== Given task ==
Examine each line of the data. Copy those that contain the string "gestalt".
============================================================
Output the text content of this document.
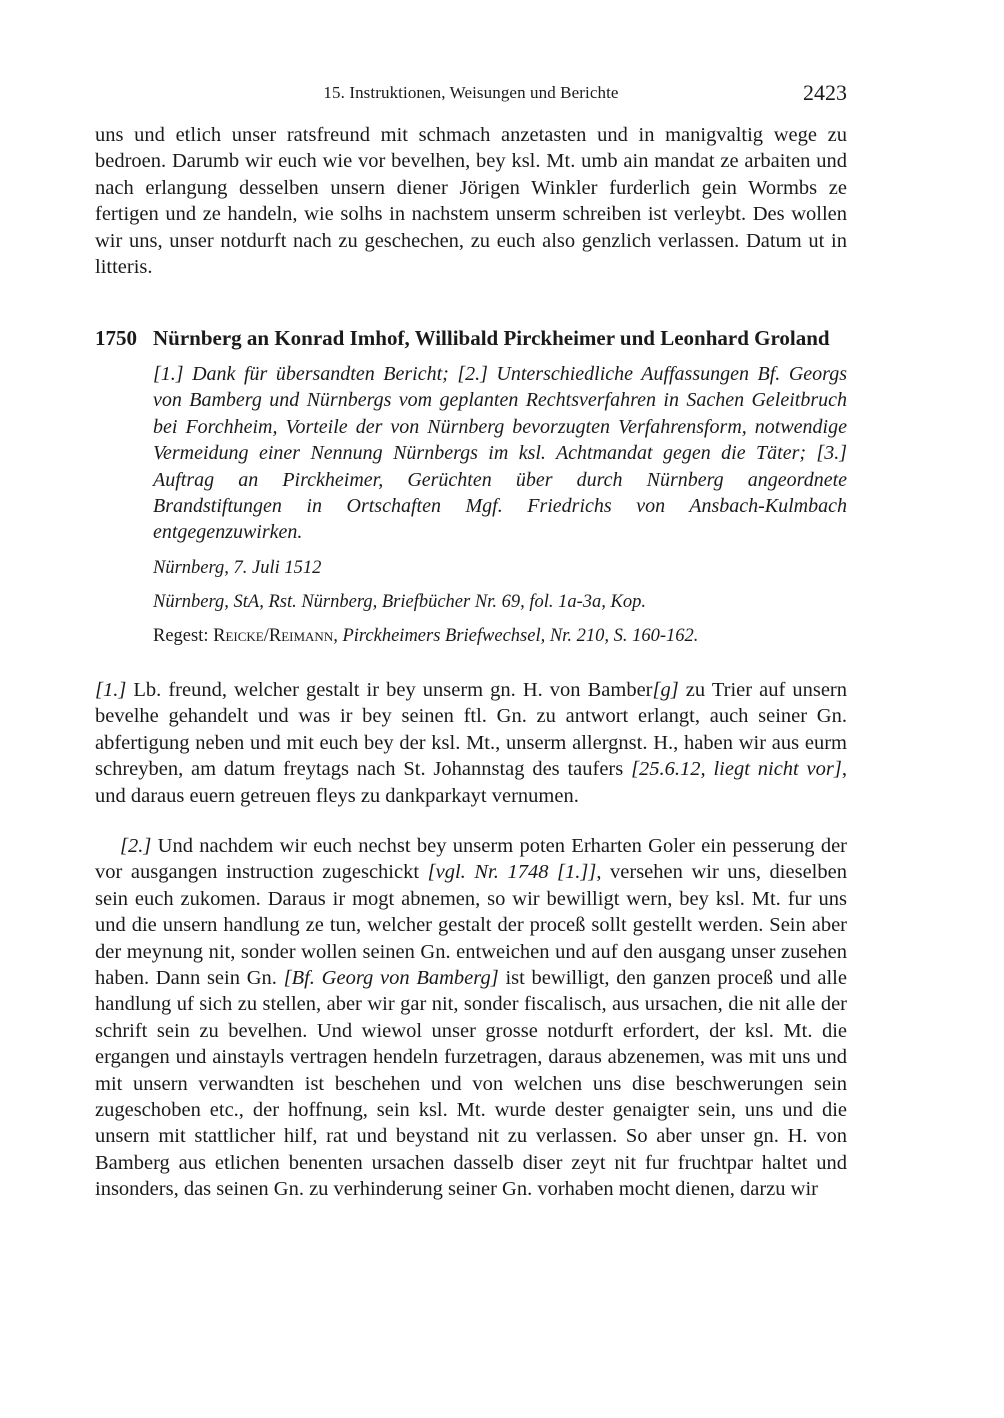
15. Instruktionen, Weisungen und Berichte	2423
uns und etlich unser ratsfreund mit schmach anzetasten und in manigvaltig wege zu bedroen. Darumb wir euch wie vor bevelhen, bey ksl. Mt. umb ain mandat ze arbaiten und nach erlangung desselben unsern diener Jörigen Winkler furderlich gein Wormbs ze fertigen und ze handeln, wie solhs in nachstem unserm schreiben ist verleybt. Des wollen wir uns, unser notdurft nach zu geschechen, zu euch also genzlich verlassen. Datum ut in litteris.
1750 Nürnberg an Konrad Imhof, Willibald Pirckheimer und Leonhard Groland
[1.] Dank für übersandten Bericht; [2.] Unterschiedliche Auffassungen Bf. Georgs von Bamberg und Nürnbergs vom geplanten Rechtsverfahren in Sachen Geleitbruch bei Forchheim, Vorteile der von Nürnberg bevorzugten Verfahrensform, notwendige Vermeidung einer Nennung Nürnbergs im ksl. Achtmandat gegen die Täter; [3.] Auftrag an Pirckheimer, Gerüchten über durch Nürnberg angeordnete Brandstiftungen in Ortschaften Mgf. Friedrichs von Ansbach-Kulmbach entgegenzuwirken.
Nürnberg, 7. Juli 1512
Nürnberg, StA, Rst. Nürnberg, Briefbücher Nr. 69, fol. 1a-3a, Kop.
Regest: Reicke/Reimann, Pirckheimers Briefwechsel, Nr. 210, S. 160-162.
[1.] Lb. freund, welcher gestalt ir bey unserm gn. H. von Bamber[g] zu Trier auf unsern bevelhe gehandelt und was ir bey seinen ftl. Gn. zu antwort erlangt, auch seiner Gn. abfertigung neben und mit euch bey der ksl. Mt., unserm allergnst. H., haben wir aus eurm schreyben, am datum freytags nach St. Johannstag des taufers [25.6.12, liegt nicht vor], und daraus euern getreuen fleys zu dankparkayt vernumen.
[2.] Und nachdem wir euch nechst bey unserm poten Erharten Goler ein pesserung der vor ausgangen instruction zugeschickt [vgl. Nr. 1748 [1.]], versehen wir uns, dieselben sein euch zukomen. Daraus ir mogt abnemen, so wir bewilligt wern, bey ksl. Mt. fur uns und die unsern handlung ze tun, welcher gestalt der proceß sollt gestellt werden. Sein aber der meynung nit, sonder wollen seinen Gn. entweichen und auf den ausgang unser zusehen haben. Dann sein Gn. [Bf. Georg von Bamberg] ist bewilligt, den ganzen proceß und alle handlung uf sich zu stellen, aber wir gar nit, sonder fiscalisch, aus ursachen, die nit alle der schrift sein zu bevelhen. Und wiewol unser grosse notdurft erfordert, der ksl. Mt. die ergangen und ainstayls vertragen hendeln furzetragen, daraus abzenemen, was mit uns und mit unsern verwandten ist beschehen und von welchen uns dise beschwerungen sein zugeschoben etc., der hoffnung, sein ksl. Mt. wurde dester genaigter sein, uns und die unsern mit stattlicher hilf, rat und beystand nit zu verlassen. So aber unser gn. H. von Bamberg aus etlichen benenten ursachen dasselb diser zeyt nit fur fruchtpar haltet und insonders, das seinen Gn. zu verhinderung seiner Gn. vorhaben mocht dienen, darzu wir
============================================================
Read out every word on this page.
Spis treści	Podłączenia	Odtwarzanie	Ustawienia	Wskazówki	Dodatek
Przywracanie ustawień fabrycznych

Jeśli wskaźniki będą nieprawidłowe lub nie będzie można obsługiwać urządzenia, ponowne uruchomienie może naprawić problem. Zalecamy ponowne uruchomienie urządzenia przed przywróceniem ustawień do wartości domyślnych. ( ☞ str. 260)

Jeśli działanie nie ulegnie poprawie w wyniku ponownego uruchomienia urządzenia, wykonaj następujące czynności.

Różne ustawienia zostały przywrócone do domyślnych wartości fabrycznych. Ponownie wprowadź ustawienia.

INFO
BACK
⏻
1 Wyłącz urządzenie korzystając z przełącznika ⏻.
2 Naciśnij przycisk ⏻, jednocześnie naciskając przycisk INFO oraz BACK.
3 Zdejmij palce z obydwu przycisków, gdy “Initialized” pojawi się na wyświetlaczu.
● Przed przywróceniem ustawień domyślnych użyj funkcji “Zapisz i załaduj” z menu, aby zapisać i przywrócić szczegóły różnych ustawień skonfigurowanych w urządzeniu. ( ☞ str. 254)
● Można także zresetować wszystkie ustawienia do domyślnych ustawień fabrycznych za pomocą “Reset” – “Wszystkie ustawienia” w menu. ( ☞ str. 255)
============================================================
== Full output ==
[1.] Lb. freund, welcher gestalt ir bey unserm gn. H. von Bamber[g] zu Trier auf unsern bevelhe gehandelt und was ir bey seinen ftl. Gn. zu antwort erlangt, auch seiner Gn. abfertigung neben und mit euch bey der ksl. Mt., unserm allergnst. H., haben wir aus eurm schreyben, am datum freytags nach St. Johannstag des taufers [25.6.12, liegt nicht vor], und daraus euern getreuen fleys zu dankparkayt vernumen.
[2.] Und nachdem wir euch nechst bey unserm poten Erharten Goler ein pesserung der vor ausgangen instruction zugeschickt [vgl. Nr. 1748 [1.]], versehen wir uns, dieselben sein euch zukomen. Daraus ir mogt abnemen, so wir bewilligt wern, bey ksl. Mt. fur uns und die unsern handlung ze tun, welcher gestalt der proceß sollt gestellt werden. Sein aber der meynung nit, sonder wollen seinen Gn. entweichen und auf den ausgang unser zusehen haben. Dann sein Gn. [Bf. Georg von Bamberg] ist bewilligt, den ganzen proceß und alle handlung uf sich zu stellen, aber wir gar nit, sonder fiscalisch, aus ursachen, die nit alle der schrift sein zu bevelhen. Und wiewol unser grosse notdurft erfordert, der ksl. Mt. die ergangen und ainstayls vertragen hendeln furzetragen, daraus abzenemen, was mit uns und mit unsern verwandten ist beschehen und von welchen uns dise beschwerungen sein zugeschoben etc., der hoffnung, sein ksl. Mt. wurde dester genaigter sein, uns und die unsern mit stattlicher hilf, rat und beystand nit zu verlassen. So aber unser gn. H. von Bamberg aus etlichen benenten ursachen dasselb diser zeyt nit fur fruchtpar haltet und insonders, das seinen Gn. zu verhinderung seiner Gn. vorhaben mocht dienen, darzu wir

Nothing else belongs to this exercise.